## BEGIN RECORDS FOR THE TASK

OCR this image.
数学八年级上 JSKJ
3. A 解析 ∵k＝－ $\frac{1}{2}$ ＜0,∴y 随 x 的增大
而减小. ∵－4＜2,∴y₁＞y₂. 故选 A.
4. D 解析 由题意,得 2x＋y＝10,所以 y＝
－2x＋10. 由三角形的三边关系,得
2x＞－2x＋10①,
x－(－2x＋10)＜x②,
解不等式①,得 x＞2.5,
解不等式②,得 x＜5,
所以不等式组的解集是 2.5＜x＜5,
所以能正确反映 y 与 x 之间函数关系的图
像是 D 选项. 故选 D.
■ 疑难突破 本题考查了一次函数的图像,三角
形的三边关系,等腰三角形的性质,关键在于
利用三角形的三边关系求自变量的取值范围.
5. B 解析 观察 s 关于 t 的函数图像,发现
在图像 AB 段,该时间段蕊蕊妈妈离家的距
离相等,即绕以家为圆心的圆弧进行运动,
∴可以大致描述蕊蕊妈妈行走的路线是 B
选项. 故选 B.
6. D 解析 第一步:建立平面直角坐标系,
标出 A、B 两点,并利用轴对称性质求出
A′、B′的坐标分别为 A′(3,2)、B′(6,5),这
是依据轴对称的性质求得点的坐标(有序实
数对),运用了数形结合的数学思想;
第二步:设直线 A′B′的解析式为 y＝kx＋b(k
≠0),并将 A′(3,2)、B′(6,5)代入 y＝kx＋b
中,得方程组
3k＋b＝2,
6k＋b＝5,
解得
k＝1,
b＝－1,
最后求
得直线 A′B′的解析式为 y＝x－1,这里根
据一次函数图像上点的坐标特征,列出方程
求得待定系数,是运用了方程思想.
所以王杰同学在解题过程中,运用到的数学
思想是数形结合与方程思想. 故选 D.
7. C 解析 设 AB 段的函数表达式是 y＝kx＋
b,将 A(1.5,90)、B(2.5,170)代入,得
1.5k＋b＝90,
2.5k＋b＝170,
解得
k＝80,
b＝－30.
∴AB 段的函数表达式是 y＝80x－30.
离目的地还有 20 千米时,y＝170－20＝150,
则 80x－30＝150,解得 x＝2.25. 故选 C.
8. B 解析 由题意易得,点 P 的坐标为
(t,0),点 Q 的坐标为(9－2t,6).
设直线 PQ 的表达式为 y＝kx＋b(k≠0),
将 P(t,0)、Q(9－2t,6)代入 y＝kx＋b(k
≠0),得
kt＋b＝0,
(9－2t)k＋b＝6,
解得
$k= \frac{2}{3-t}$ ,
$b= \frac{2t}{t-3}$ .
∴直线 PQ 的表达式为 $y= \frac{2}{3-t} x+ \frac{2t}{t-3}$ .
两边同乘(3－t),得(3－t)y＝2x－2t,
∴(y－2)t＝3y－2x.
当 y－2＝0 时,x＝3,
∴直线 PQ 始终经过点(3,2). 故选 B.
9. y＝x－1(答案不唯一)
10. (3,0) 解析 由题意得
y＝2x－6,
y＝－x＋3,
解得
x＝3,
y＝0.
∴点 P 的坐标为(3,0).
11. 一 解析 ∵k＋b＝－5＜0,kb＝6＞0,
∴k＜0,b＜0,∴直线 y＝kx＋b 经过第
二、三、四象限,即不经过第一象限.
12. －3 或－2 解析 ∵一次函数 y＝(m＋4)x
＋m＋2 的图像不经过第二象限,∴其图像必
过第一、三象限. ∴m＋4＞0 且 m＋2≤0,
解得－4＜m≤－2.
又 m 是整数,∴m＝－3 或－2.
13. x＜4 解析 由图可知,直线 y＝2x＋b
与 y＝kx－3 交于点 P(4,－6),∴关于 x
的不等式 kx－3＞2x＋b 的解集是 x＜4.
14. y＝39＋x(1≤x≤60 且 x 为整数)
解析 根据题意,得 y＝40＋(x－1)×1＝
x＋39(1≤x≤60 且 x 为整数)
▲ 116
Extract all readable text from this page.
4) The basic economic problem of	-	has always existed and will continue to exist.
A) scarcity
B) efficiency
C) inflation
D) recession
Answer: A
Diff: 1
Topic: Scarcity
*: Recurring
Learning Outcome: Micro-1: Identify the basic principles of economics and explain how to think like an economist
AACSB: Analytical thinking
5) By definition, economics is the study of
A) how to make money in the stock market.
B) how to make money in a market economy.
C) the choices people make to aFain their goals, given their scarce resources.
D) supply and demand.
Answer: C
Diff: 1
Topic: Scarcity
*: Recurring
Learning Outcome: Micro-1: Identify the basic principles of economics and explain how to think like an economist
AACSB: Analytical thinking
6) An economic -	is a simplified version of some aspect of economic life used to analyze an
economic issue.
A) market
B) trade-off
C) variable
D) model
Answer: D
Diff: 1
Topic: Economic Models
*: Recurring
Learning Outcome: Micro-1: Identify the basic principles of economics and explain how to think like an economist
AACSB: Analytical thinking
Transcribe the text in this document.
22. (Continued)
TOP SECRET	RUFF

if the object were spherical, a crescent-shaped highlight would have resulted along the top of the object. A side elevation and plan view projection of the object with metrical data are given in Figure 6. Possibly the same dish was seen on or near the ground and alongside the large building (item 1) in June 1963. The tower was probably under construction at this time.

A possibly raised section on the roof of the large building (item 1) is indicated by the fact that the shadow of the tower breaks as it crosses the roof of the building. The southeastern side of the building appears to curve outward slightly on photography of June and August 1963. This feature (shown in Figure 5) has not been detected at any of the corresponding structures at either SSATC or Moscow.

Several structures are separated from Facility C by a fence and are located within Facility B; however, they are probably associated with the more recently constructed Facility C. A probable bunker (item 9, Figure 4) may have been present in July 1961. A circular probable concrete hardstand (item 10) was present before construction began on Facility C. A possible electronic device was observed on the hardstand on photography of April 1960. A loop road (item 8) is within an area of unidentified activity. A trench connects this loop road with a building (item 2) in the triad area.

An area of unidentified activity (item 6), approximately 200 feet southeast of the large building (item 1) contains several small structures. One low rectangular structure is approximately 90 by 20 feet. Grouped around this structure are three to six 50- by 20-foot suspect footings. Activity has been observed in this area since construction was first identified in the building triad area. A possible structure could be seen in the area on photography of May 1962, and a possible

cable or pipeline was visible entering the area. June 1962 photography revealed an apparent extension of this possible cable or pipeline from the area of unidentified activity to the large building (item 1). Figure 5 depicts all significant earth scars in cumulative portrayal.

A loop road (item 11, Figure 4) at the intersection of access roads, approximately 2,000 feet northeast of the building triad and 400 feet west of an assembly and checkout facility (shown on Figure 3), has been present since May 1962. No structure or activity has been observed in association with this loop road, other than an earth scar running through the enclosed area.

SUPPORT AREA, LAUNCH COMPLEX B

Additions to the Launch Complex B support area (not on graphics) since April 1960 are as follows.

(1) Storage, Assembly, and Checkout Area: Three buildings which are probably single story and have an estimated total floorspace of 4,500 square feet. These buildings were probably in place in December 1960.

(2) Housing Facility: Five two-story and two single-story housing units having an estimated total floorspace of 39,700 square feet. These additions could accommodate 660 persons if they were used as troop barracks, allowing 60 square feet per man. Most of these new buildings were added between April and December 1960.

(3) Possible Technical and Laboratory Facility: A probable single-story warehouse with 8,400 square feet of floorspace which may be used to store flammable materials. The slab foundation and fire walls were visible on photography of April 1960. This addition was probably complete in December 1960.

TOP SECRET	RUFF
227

## END RECORDS FOR THE TASK

WRITTEN REQUEST: Word for word, extract all the records.

ANSWER BELOW:
OCR this image.
数学八年级上 JSKJ
3. A 解析 ∵k＝－ $\frac{1}{2}$ ＜0,∴y 随 x 的增大
而减小. ∵－4＜2,∴y₁＞y₂. 故选 A.
4. D 解析 由题意,得 2x＋y＝10,所以 y＝
－2x＋10. 由三角形的三边关系,得
2x＞－2x＋10①,
x－(－2x＋10)＜x②,
解不等式①,得 x＞2.5,
解不等式②,得 x＜5,
所以不等式组的解集是 2.5＜x＜5,
所以能正确反映 y 与 x 之间函数关系的图
像是 D 选项. 故选 D.
■ 疑难突破 本题考查了一次函数的图像,三角
形的三边关系,等腰三角形的性质,关键在于
利用三角形的三边关系求自变量的取值范围.
5. B 解析 观察 s 关于 t 的函数图像,发现
在图像 AB 段,该时间段蕊蕊妈妈离家的距
离相等,即绕以家为圆心的圆弧进行运动,
∴可以大致描述蕊蕊妈妈行走的路线是 B
选项. 故选 B.
6. D 解析 第一步:建立平面直角坐标系,
标出 A、B 两点,并利用轴对称性质求出
A′、B′的坐标分别为 A′(3,2)、B′(6,5),这
是依据轴对称的性质求得点的坐标(有序实
数对),运用了数形结合的数学思想;
第二步:设直线 A′B′的解析式为 y＝kx＋b(k
≠0),并将 A′(3,2)、B′(6,5)代入 y＝kx＋b
中,得方程组
3k＋b＝2,
6k＋b＝5,
解得
k＝1,
b＝－1,
最后求
得直线 A′B′的解析式为 y＝x－1,这里根
据一次函数图像上点的坐标特征,列出方程
求得待定系数,是运用了方程思想.
所以王杰同学在解题过程中,运用到的数学
思想是数形结合与方程思想. 故选 D.
7. C 解析 设 AB 段的函数表达式是 y＝kx＋
b,将 A(1.5,90)、B(2.5,170)代入,得
1.5k＋b＝90,
2.5k＋b＝170,
解得
k＝80,
b＝－30.
∴AB 段的函数表达式是 y＝80x－30.
离目的地还有 20 千米时,y＝170－20＝150,
则 80x－30＝150,解得 x＝2.25. 故选 C.
8. B 解析 由题意易得,点 P 的坐标为
(t,0),点 Q 的坐标为(9－2t,6).
设直线 PQ 的表达式为 y＝kx＋b(k≠0),
将 P(t,0)、Q(9－2t,6)代入 y＝kx＋b(k
≠0),得
kt＋b＝0,
(9－2t)k＋b＝6,
解得
$k= \frac{2}{3-t}$ ,
$b= \frac{2t}{t-3}$ .
∴直线 PQ 的表达式为 $y= \frac{2}{3-t} x+ \frac{2t}{t-3}$ .
两边同乘(3－t),得(3－t)y＝2x－2t,
∴(y－2)t＝3y－2x.
当 y－2＝0 时,x＝3,
∴直线 PQ 始终经过点(3,2). 故选 B.
9. y＝x－1(答案不唯一)
10. (3,0) 解析 由题意得
y＝2x－6,
y＝－x＋3,
解得
x＝3,
y＝0.
∴点 P 的坐标为(3,0).
11. 一 解析 ∵k＋b＝－5＜0,kb＝6＞0,
∴k＜0,b＜0,∴直线 y＝kx＋b 经过第
二、三、四象限,即不经过第一象限.
12. －3 或－2 解析 ∵一次函数 y＝(m＋4)x
＋m＋2 的图像不经过第二象限,∴其图像必
过第一、三象限. ∴m＋4＞0 且 m＋2≤0,
解得－4＜m≤－2.
又 m 是整数,∴m＝－3 或－2.
13. x＜4 解析 由图可知,直线 y＝2x＋b
与 y＝kx－3 交于点 P(4,－6),∴关于 x
的不等式 kx－3＞2x＋b 的解集是 x＜4.
14. y＝39＋x(1≤x≤60 且 x 为整数)
解析 根据题意,得 y＝40＋(x－1)×1＝
x＋39(1≤x≤60 且 x 为整数)
▲ 116
Extract all readable text from this page.
4) The basic economic problem of	-	has always existed and will continue to exist.
A) scarcity
B) efficiency
C) inflation
D) recession
Answer: A
Diff: 1
Topic: Scarcity
*: Recurring
Learning Outcome: Micro-1: Identify the basic principles of economics and explain how to think like an economist
AACSB: Analytical thinking
5) By definition, economics is the study of
A) how to make money in the stock market.
B) how to make money in a market economy.
C) the choices people make to aFain their goals, given their scarce resources.
D) supply and demand.
Answer: C
Diff: 1
Topic: Scarcity
*: Recurring
Learning Outcome: Micro-1: Identify the basic principles of economics and explain how to think like an economist
AACSB: Analytical thinking
6) An economic -	is a simplified version of some aspect of economic life used to analyze an
economic issue.
A) market
B) trade-off
C) variable
D) model
Answer: D
Diff: 1
Topic: Economic Models
*: Recurring
Learning Outcome: Micro-1: Identify the basic principles of economics and explain how to think like an economist
AACSB: Analytical thinking
Transcribe the text in this document.
22. (Continued)
TOP SECRET	RUFF

if the object were spherical, a crescent-shaped highlight would have resulted along the top of the object. A side elevation and plan view projection of the object with metrical data are given in Figure 6. Possibly the same dish was seen on or near the ground and alongside the large building (item 1) in June 1963. The tower was probably under construction at this time.

A possibly raised section on the roof of the large building (item 1) is indicated by the fact that the shadow of the tower breaks as it crosses the roof of the building. The southeastern side of the building appears to curve outward slightly on photography of June and August 1963. This feature (shown in Figure 5) has not been detected at any of the corresponding structures at either SSATC or Moscow.

Several structures are separated from Facility C by a fence and are located within Facility B; however, they are probably associated with the more recently constructed Facility C. A probable bunker (item 9, Figure 4) may have been present in July 1961. A circular probable concrete hardstand (item 10) was present before construction began on Facility C. A possible electronic device was observed on the hardstand on photography of April 1960. A loop road (item 8) is within an area of unidentified activity. A trench connects this loop road with a building (item 2) in the triad area.

An area of unidentified activity (item 6), approximately 200 feet southeast of the large building (item 1) contains several small structures. One low rectangular structure is approximately 90 by 20 feet. Grouped around this structure are three to six 50- by 20-foot suspect footings. Activity has been observed in this area since construction was first identified in the building triad area. A possible structure could be seen in the area on photography of May 1962, and a possible

cable or pipeline was visible entering the area. June 1962 photography revealed an apparent extension of this possible cable or pipeline from the area of unidentified activity to the large building (item 1). Figure 5 depicts all significant earth scars in cumulative portrayal.

A loop road (item 11, Figure 4) at the intersection of access roads, approximately 2,000 feet northeast of the building triad and 400 feet west of an assembly and checkout facility (shown on Figure 3), has been present since May 1962. No structure or activity has been observed in association with this loop road, other than an earth scar running through the enclosed area.

SUPPORT AREA, LAUNCH COMPLEX B

Additions to the Launch Complex B support area (not on graphics) since April 1960 are as follows.

(1) Storage, Assembly, and Checkout Area: Three buildings which are probably single story and have an estimated total floorspace of 4,500 square feet. These buildings were probably in place in December 1960.

(2) Housing Facility: Five two-story and two single-story housing units having an estimated total floorspace of 39,700 square feet. These additions could accommodate 660 persons if they were used as troop barracks, allowing 60 square feet per man. Most of these new buildings were added between April and December 1960.

(3) Possible Technical and Laboratory Facility: A probable single-story warehouse with 8,400 square feet of floorspace which may be used to store flammable materials. The slab foundation and fire walls were visible on photography of April 1960. This addition was probably complete in December 1960.

TOP SECRET	RUFF
227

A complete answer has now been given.